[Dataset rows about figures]
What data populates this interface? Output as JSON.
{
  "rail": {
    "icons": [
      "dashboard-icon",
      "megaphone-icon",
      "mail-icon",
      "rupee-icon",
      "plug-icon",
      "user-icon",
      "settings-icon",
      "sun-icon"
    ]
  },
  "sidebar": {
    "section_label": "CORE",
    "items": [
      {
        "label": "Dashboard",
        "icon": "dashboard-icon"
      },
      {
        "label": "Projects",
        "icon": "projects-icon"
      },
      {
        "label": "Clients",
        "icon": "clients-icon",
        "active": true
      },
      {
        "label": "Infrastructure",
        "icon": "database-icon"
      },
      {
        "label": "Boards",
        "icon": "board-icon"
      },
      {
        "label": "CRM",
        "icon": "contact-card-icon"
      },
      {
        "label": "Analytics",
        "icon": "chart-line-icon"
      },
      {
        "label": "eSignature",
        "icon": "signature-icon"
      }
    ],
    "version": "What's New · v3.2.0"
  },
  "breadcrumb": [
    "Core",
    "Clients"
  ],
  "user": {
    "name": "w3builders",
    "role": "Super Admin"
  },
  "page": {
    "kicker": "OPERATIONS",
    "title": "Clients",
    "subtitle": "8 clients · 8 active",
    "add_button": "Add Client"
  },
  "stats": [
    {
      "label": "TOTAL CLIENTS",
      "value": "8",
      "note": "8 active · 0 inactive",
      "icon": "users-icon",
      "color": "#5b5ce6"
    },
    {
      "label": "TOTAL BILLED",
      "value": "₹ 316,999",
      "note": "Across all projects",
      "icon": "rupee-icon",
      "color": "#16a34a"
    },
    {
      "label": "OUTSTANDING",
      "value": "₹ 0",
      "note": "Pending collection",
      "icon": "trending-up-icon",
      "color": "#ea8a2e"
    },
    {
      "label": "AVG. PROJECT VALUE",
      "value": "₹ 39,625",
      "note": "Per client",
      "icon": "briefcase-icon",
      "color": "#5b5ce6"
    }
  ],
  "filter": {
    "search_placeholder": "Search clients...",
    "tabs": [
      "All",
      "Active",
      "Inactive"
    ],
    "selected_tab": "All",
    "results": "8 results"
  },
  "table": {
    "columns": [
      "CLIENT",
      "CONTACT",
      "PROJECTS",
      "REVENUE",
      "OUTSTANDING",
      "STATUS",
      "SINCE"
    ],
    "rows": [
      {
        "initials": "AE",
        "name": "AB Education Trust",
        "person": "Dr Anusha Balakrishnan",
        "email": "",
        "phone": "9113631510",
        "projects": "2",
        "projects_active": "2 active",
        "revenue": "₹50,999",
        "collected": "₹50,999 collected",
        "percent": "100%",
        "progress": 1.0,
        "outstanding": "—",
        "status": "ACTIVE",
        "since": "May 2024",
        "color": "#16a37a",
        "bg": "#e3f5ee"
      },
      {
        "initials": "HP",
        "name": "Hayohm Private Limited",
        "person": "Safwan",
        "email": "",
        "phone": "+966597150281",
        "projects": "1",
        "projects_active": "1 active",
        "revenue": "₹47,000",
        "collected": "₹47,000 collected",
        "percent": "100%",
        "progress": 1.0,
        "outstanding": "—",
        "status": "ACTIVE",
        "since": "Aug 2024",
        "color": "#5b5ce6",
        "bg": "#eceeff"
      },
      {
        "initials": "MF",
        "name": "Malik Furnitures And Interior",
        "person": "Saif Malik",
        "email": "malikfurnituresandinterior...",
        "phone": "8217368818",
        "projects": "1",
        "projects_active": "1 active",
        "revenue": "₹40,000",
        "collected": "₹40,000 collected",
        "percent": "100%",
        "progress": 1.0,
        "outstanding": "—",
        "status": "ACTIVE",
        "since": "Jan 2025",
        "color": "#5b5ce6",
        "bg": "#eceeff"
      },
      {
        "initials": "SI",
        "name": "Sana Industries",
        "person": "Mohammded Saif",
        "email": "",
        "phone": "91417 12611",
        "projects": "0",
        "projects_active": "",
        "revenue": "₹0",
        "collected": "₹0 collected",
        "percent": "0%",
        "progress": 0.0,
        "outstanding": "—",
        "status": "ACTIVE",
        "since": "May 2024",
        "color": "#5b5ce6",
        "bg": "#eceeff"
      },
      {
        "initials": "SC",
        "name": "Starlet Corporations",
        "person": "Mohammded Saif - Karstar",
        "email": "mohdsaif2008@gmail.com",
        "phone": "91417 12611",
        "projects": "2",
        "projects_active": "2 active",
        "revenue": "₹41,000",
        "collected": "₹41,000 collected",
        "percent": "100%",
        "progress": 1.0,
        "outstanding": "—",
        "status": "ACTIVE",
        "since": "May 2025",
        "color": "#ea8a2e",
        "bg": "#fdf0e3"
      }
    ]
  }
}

Given request: Your task is to transcribe the listing above in full, exactly as given.

Exercise solution:
What data populates this interface? Output as JSON.
{
  "rail": {
    "icons": [
      "dashboard-icon",
      "megaphone-icon",
      "mail-icon",
      "rupee-icon",
      "plug-icon",
      "user-icon",
      "settings-icon",
      "sun-icon"
    ]
  },
  "sidebar": {
    "section_label": "CORE",
    "items": [
      {
        "label": "Dashboard",
        "icon": "dashboard-icon"
      },
      {
        "label": "Projects",
        "icon": "projects-icon"
      },
      {
        "label": "Clients",
        "icon": "clients-icon",
        "active": true
      },
      {
        "label": "Infrastructure",
        "icon": "database-icon"
      },
      {
        "label": "Boards",
        "icon": "board-icon"
      },
      {
        "label": "CRM",
        "icon": "contact-card-icon"
      },
      {
        "label": "Analytics",
        "icon": "chart-line-icon"
      },
      {
        "label": "eSignature",
        "icon": "signature-icon"
      }
    ],
    "version": "What's New · v3.2.0"
  },
  "breadcrumb": [
    "Core",
    "Clients"
  ],
  "user": {
    "name": "w3builders",
    "role": "Super Admin"
  },
  "page": {
    "kicker": "OPERATIONS",
    "title": "Clients",
    "subtitle": "8 clients · 8 active",
    "add_button": "Add Client"
  },
  "stats": [
    {
      "label": "TOTAL CLIENTS",
      "value": "8",
      "note": "8 active · 0 inactive",
      "icon": "users-icon",
      "color": "#5b5ce6"
    },
    {
      "label": "TOTAL BILLED",
      "value": "₹ 316,999",
      "note": "Across all projects",
      "icon": "rupee-icon",
      "color": "#16a34a"
    },
    {
      "label": "OUTSTANDING",
      "value": "₹ 0",
      "note": "Pending collection",
      "icon": "trending-up-icon",
      "color": "#ea8a2e"
    },
    {
      "label": "AVG. PROJECT VALUE",
      "value": "₹ 39,625",
      "note": "Per client",
      "icon": "briefcase-icon",
      "color": "#5b5ce6"
    }
  ],
  "filter": {
    "search_placeholder": "Search clients...",
    "tabs": [
      "All",
      "Active",
      "Inactive"
    ],
    "selected_tab": "All",
    "results": "8 results"
  },
  "table": {
    "columns": [
      "CLIENT",
      "CONTACT",
      "PROJECTS",
      "REVENUE",
      "OUTSTANDING",
      "STATUS",
      "SINCE"
    ],
    "rows": [
      {
        "initials": "AE",
        "name": "AB Education Trust",
        "person": "Dr Anusha Balakrishnan",
        "email": "",
        "phone": "9113631510",
        "projects": "2",
        "projects_active": "2 active",
        "revenue": "₹50,999",
        "collected": "₹50,999 collected",
        "percent": "100%",
        "progress": 1.0,
        "outstanding": "—",
        "status": "ACTIVE",
        "since": "May 2024",
        "color": "#16a37a",
        "bg": "#e3f5ee"
      },
      {
        "initials": "HP",
        "name": "Hayohm Private Limited",
        "person": "Safwan",
        "email": "",
        "phone": "+966597150281",
        "projects": "1",
        "projects_active": "1 active",
        "revenue": "₹47,000",
        "collected": "₹47,000 collected",
        "percent": "100%",
        "progress": 1.0,
        "outstanding": "—",
        "status": "ACTIVE",
        "since": "Aug 2024",
        "color": "#5b5ce6",
        "bg": "#eceeff"
      },
      {
        "initials": "MF",
        "name": "Malik Furnitures And Interior",
        "person": "Saif Malik",
        "email": "malikfurnituresandinterior...",
        "phone": "8217368818",
        "projects": "1",
        "projects_active": "1 active",
        "revenue": "₹40,000",
        "collected": "₹40,000 collected",
        "percent": "100%",
        "progress": 1.0,
        "outstanding": "—",
        "status": "ACTIVE",
        "since": "Jan 2025",
        "color": "#5b5ce6",
        "bg": "#eceeff"
      },
      {
        "initials": "SI",
        "name": "Sana Industries",
        "person": "Mohammded Saif",
        "email": "",
        "phone": "91417 12611",
        "projects": "0",
        "projects_active": "",
        "revenue": "₹0",
        "collected": "₹0 collected",
        "percent": "0%",
        "progress": 0.0,
        "outstanding": "—",
        "status": "ACTIVE",
        "since": "May 2024",
        "color": "#5b5ce6",
        "bg": "#eceeff"
      },
      {
        "initials": "SC",
        "name": "Starlet Corporations",
        "person": "Mohammded Saif - Karstar",
        "email": "mohdsaif2008@gmail.com",
        "phone": "91417 12611",
        "projects": "2",
        "projects_active": "2 active",
        "revenue": "₹41,000",
        "collected": "₹41,000 collected",
        "percent": "100%",
        "progress": 1.0,
        "outstanding": "—",
        "status": "ACTIVE",
        "since": "May 2025",
        "color": "#ea8a2e",
        "bg": "#fdf0e3"
      }
    ]
  }
}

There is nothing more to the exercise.